Your goal -
Tally the lines with the word "روانشناختی" and report the number alone.

Data entries -
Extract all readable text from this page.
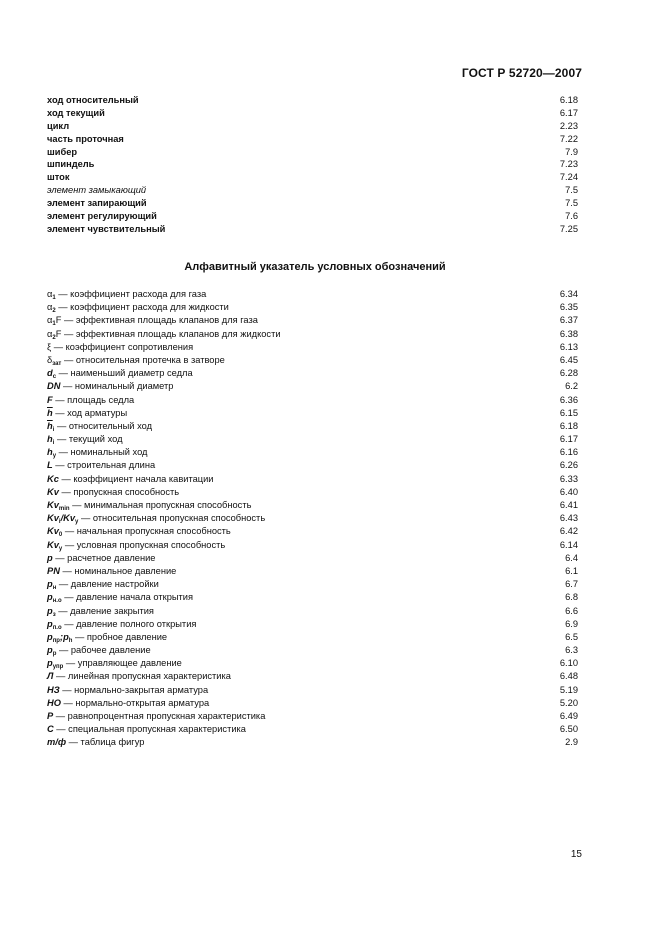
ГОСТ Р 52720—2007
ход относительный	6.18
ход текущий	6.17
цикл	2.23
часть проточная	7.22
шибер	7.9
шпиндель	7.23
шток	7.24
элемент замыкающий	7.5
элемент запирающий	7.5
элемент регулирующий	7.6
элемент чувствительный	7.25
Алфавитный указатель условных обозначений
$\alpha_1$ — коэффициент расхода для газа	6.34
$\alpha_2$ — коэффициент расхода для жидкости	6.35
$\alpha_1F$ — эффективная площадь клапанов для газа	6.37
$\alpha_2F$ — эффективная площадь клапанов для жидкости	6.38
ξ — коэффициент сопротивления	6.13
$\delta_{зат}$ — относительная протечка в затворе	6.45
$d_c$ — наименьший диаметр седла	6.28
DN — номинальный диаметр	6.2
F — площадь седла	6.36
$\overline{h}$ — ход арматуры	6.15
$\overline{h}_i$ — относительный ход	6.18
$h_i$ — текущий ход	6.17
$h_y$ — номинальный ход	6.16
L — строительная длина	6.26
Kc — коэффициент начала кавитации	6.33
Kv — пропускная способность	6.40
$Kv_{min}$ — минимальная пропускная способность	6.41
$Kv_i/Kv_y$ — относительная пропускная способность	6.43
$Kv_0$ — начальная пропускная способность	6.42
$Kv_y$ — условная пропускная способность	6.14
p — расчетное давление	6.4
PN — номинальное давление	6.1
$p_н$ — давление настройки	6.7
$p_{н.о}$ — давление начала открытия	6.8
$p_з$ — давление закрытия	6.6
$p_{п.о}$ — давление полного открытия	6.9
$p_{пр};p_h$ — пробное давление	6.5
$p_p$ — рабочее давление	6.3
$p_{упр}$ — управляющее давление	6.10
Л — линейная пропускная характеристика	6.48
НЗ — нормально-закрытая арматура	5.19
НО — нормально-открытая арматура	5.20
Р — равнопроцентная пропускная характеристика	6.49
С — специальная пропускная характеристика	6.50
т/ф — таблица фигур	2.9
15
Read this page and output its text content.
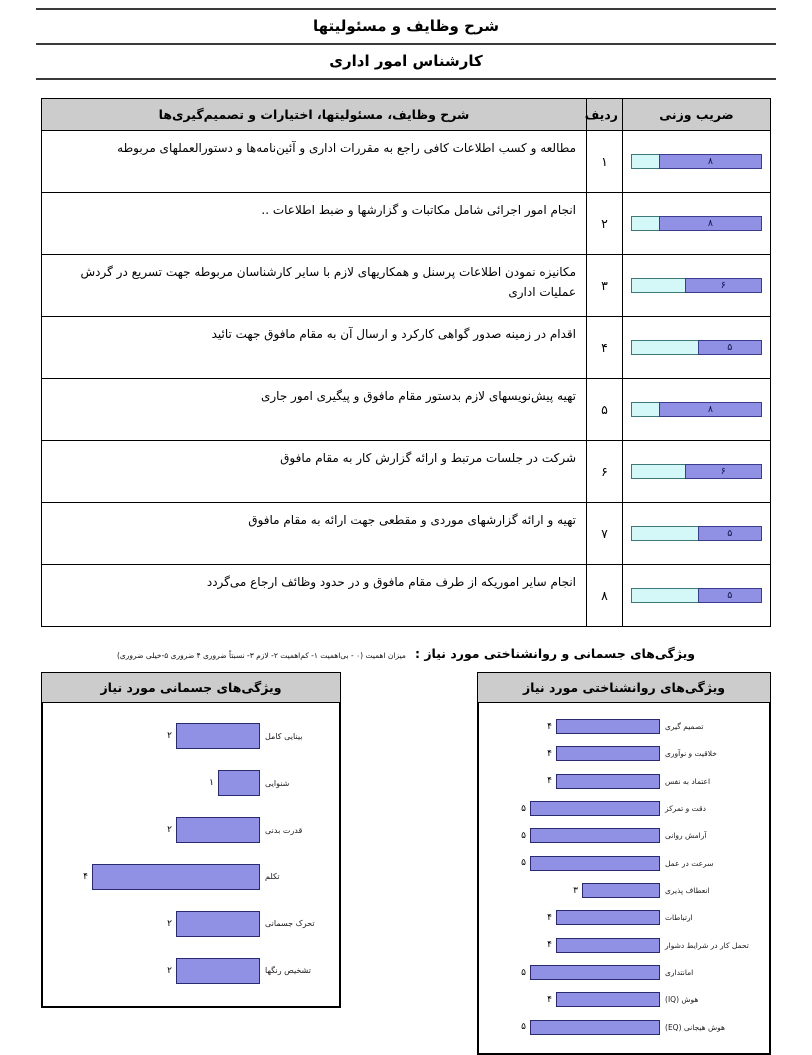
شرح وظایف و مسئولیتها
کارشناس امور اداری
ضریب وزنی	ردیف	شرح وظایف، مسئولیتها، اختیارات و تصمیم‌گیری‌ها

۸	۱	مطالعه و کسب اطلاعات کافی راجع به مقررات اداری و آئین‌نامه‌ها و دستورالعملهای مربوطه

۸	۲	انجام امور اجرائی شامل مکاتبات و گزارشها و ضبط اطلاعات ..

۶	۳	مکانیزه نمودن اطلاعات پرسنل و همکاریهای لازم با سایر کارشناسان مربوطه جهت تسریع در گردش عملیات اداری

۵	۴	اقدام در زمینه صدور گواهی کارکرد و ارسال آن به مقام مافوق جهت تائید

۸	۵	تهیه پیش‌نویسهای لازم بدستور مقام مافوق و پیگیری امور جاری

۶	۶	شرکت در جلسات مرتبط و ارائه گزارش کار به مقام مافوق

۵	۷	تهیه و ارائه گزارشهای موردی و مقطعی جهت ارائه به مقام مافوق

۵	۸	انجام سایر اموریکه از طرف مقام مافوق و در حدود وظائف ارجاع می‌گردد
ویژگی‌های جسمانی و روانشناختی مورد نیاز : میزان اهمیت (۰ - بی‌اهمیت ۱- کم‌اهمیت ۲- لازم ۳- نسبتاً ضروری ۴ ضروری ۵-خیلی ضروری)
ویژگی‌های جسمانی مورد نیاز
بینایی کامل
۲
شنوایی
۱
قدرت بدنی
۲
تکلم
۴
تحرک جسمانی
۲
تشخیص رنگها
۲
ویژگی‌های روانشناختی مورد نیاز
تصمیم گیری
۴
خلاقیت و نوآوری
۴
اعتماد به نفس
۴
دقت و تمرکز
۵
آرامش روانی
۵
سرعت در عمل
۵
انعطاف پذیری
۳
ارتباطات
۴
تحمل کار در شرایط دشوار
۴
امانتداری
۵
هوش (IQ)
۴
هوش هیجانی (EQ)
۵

Answer for this exercise -
2